-- Your task --
Pick out all lines of the entries that include the word "then" and copy them.

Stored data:
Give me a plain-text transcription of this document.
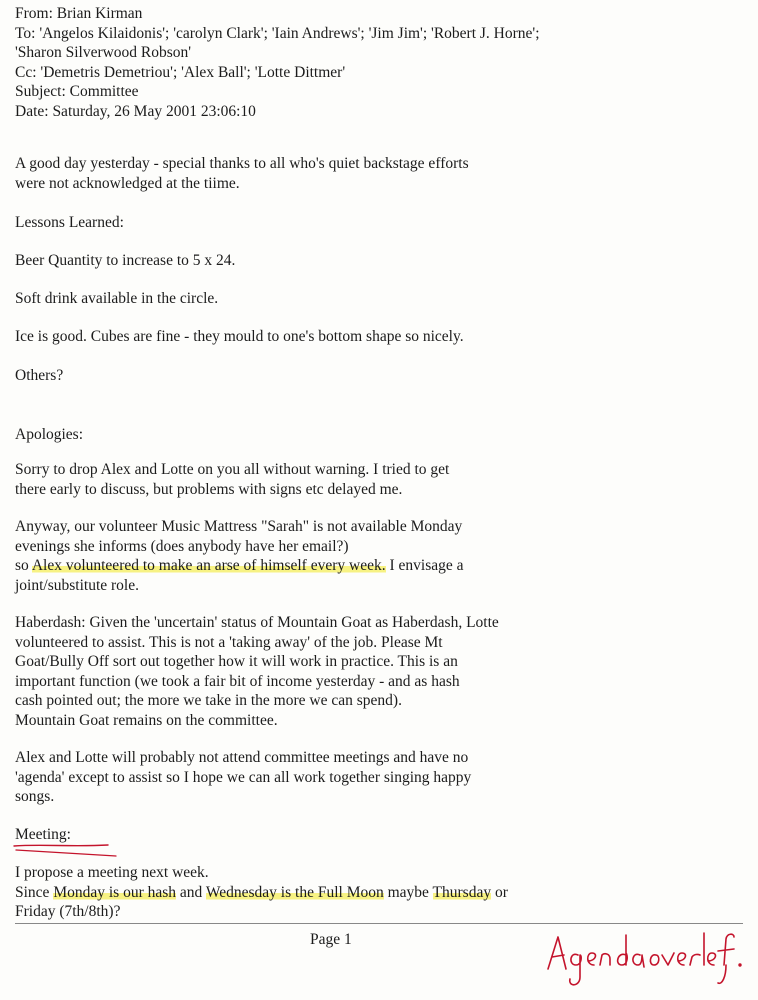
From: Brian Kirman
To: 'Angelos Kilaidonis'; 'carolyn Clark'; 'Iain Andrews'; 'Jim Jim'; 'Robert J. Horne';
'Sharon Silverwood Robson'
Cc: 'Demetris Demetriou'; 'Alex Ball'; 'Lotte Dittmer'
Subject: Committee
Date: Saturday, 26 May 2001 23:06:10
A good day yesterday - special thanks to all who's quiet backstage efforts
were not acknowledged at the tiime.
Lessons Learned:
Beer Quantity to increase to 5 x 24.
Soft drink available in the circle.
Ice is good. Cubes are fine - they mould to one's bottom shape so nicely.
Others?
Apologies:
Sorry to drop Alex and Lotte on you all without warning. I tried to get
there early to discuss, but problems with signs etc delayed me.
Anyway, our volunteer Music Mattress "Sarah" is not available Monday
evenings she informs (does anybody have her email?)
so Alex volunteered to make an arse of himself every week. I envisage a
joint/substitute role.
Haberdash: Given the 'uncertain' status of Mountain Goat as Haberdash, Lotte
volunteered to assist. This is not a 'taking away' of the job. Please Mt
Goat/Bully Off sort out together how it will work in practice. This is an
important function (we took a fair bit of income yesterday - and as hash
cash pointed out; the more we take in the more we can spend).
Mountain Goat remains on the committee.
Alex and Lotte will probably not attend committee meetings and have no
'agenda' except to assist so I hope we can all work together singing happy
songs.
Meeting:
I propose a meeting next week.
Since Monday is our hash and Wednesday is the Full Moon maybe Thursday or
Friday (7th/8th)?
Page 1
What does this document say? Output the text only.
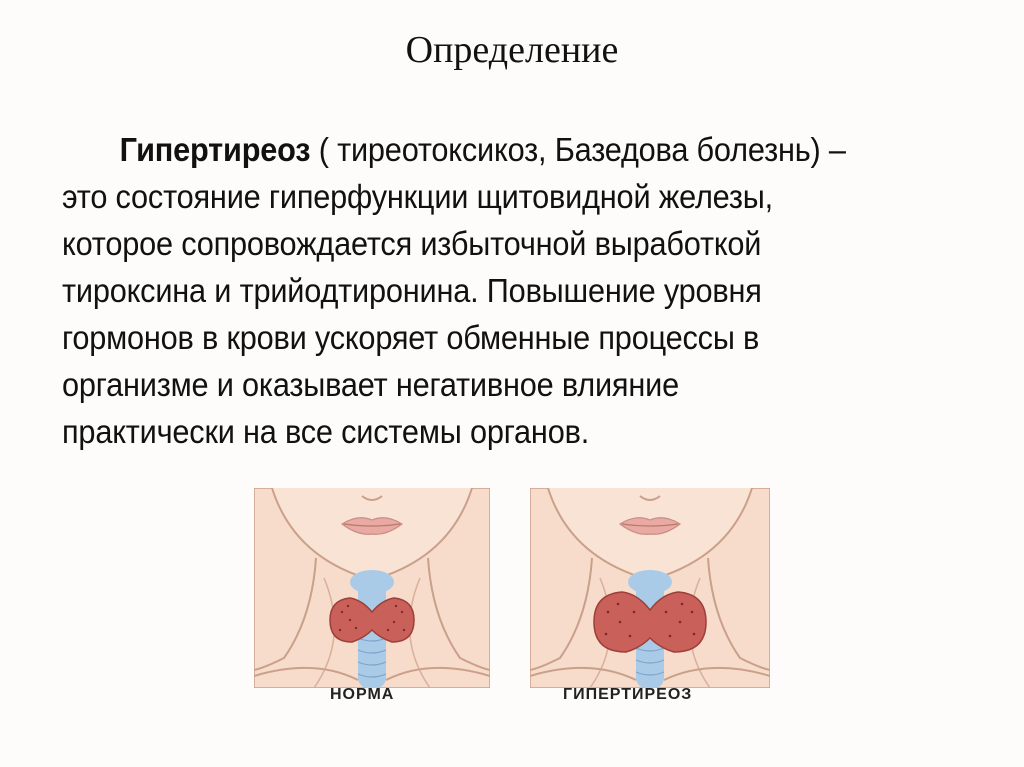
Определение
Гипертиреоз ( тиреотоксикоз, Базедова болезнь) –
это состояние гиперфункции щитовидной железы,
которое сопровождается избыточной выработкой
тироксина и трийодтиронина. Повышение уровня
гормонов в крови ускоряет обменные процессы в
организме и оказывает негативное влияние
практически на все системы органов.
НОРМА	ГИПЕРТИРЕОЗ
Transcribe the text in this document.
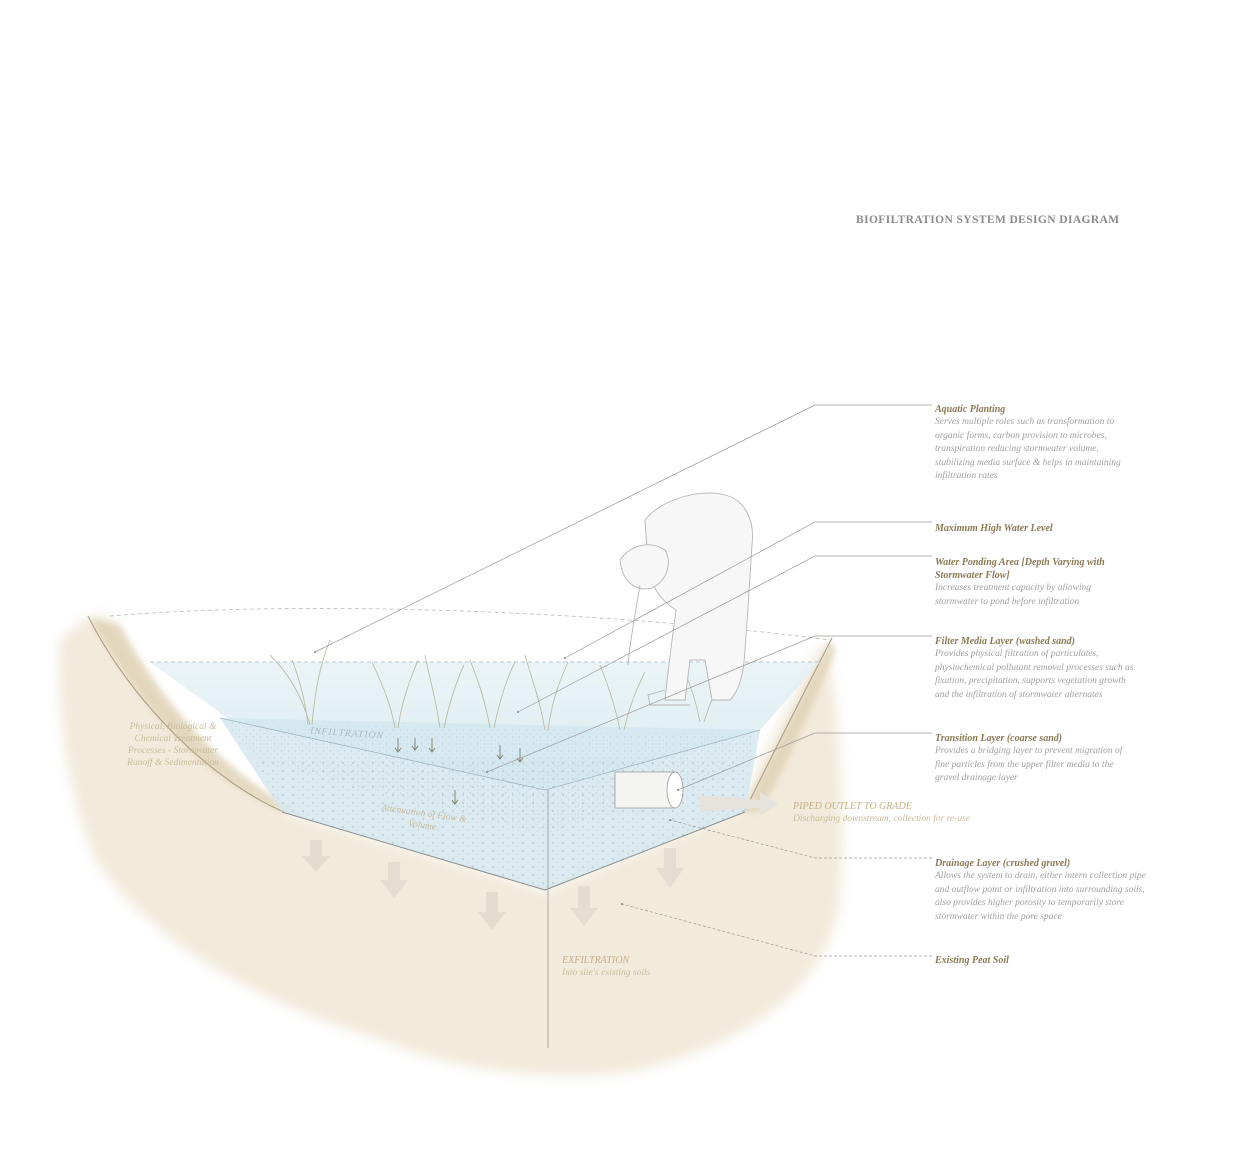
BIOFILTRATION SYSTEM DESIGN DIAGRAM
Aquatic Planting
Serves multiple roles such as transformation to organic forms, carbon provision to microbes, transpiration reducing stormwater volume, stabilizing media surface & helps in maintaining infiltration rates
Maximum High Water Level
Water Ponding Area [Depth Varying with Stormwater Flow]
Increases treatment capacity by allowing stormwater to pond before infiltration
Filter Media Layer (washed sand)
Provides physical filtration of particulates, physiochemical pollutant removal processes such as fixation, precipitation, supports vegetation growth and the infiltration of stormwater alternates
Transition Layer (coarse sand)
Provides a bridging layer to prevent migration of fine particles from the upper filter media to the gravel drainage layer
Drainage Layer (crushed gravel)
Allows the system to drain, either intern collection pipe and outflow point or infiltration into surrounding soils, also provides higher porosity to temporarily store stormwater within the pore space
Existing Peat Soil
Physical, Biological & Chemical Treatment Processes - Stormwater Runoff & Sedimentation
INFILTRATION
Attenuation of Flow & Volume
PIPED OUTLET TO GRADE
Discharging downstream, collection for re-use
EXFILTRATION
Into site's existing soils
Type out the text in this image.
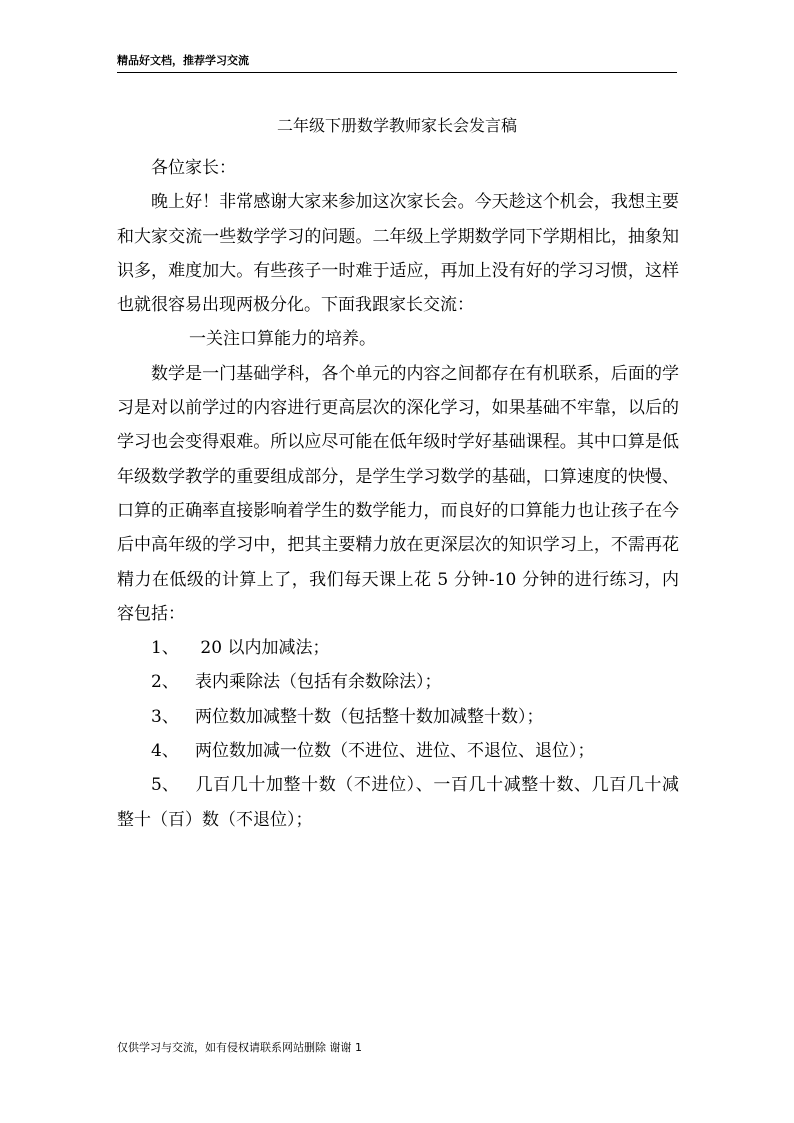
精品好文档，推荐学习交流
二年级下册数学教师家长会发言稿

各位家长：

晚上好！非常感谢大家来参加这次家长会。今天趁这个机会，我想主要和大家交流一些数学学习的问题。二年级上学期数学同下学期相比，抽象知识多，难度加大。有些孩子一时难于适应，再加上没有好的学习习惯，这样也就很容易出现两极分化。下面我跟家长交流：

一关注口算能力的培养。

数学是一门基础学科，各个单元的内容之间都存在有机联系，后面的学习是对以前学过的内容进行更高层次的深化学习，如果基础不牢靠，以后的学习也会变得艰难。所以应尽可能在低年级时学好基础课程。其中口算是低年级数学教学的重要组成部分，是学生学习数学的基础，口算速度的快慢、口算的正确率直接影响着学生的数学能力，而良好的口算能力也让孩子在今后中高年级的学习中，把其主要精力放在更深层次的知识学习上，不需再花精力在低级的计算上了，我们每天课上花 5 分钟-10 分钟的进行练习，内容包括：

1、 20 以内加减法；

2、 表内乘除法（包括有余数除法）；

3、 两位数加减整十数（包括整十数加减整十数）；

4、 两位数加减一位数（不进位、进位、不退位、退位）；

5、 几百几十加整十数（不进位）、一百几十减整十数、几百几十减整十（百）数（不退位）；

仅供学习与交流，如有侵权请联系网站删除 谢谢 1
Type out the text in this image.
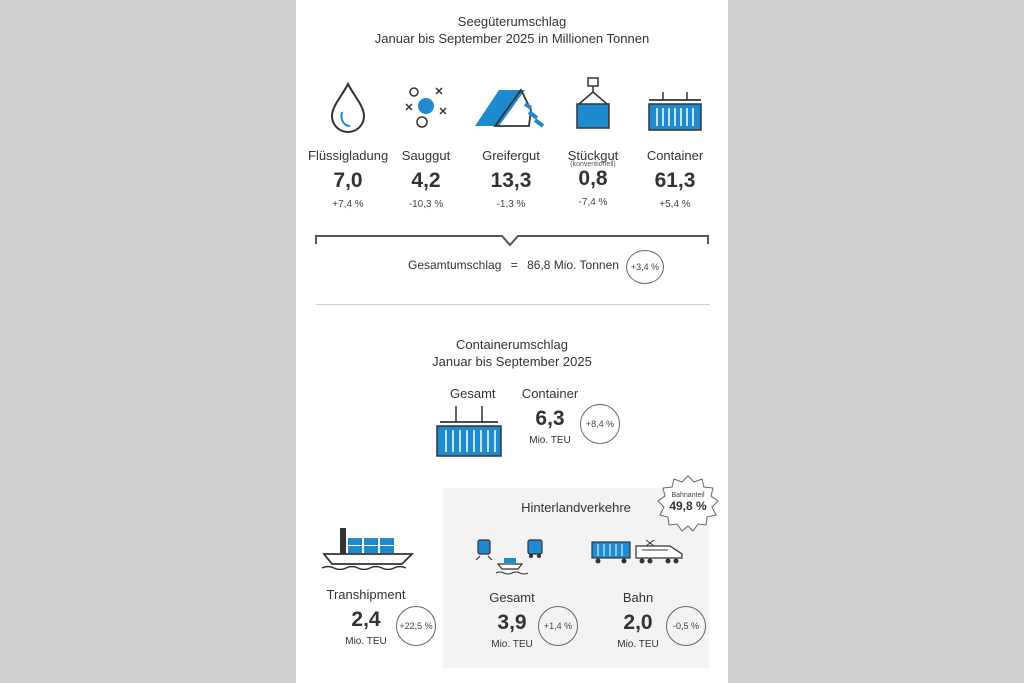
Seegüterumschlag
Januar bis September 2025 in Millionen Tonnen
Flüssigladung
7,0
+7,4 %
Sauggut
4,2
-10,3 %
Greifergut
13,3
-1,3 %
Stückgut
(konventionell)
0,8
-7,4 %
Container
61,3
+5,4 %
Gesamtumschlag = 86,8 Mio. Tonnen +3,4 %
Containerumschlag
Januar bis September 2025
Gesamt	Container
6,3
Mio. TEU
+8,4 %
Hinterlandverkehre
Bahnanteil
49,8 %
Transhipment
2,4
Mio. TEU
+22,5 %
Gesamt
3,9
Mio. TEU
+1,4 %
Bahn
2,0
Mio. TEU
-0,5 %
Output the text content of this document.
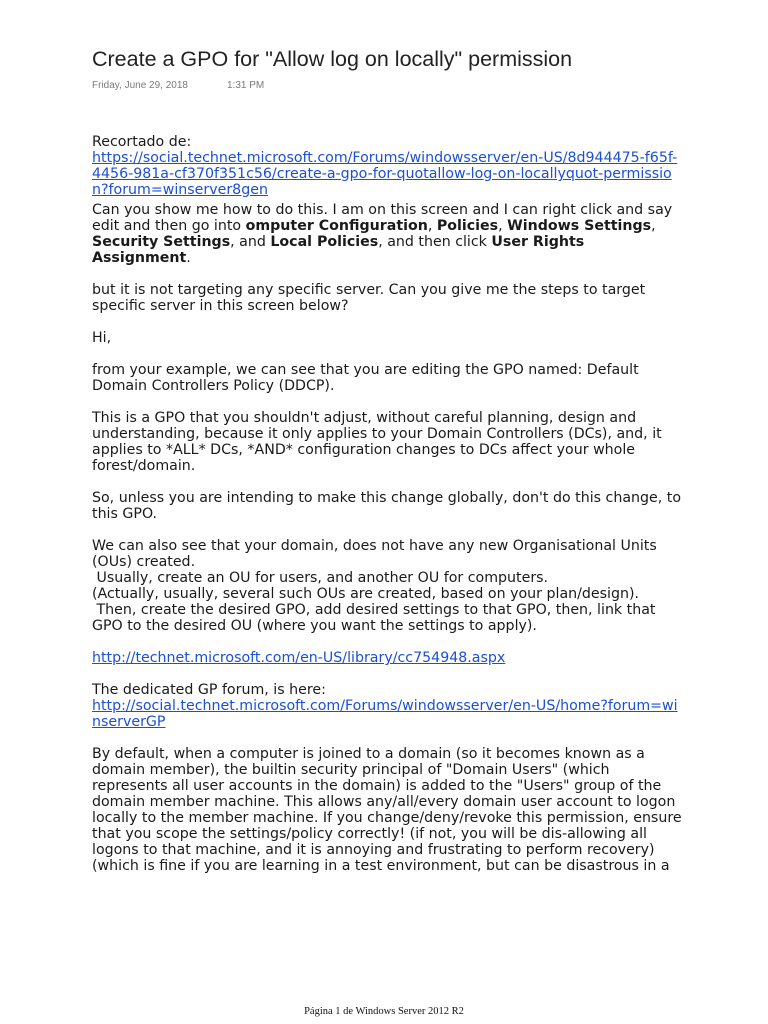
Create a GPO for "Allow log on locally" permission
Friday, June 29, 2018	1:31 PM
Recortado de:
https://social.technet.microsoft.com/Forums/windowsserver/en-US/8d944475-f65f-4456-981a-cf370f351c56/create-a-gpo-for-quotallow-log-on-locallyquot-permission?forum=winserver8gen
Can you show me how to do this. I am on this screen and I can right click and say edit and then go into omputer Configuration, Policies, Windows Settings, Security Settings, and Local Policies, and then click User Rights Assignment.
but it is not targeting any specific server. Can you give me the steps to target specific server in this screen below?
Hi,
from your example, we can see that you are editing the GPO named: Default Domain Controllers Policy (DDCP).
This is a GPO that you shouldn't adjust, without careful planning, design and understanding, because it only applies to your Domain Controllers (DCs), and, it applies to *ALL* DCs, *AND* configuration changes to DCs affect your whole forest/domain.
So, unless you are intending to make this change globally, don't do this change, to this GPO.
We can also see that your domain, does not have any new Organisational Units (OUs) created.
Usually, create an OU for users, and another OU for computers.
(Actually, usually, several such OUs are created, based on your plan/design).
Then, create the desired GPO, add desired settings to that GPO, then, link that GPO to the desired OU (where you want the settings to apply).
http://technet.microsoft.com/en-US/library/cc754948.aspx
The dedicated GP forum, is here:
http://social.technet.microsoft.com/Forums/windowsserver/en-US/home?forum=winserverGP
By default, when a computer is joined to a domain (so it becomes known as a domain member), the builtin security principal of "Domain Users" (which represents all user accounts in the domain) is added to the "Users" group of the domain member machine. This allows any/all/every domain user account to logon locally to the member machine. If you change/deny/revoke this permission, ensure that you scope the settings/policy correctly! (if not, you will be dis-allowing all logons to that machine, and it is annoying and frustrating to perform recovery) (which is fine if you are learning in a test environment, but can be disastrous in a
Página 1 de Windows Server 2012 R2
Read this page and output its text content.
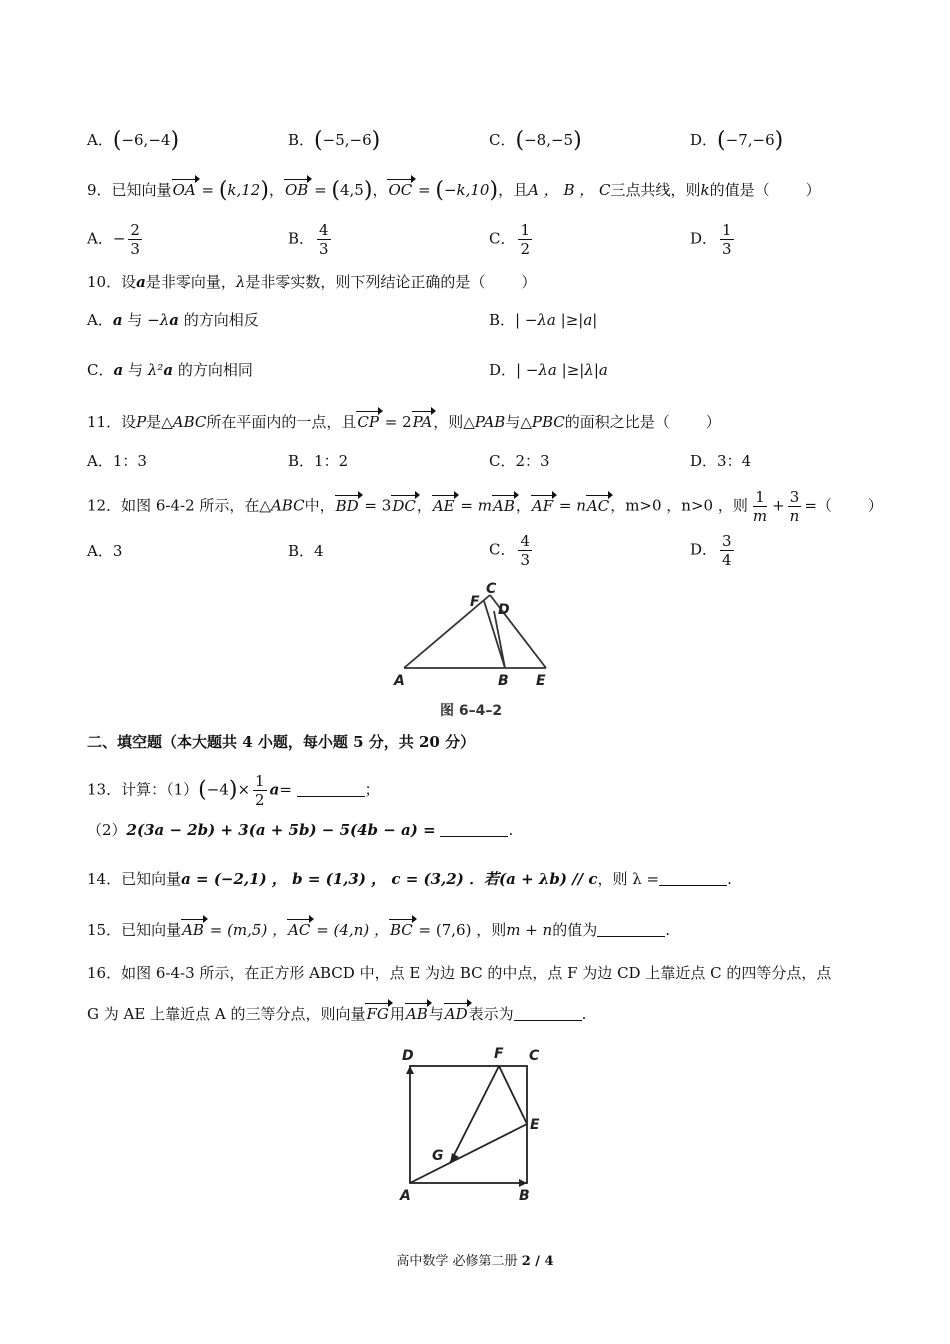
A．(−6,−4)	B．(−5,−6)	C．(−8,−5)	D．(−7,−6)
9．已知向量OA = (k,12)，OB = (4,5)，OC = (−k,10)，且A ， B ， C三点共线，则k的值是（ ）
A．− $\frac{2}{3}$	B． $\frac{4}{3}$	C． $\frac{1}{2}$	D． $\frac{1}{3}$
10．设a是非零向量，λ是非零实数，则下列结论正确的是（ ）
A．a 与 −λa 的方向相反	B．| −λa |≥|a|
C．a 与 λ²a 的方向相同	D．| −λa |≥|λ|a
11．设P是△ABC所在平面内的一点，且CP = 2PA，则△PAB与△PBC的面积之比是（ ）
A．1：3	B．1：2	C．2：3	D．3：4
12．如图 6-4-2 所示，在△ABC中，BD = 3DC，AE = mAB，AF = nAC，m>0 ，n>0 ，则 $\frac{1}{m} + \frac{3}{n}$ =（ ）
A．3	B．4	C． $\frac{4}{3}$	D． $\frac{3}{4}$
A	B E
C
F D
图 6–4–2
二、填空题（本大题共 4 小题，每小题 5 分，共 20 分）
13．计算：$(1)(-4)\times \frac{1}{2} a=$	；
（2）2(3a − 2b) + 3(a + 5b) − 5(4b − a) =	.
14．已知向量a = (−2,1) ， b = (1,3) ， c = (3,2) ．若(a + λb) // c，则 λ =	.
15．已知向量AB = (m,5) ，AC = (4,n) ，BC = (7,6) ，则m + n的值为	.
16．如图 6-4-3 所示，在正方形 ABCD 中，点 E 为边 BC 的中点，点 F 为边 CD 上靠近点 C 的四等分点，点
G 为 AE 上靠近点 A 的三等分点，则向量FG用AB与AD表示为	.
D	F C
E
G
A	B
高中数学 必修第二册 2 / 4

-- Result of this task --
Can you show me how to do this. I am on this screen and I can right click and say edit and then go into omputer Configuration, Policies, Windows Settings, Security Settings, and Local Policies, and then click User Rights Assignment.
Then, create the desired GPO, add desired settings to that GPO, then, link that GPO to the desired OU (where you want the settings to apply).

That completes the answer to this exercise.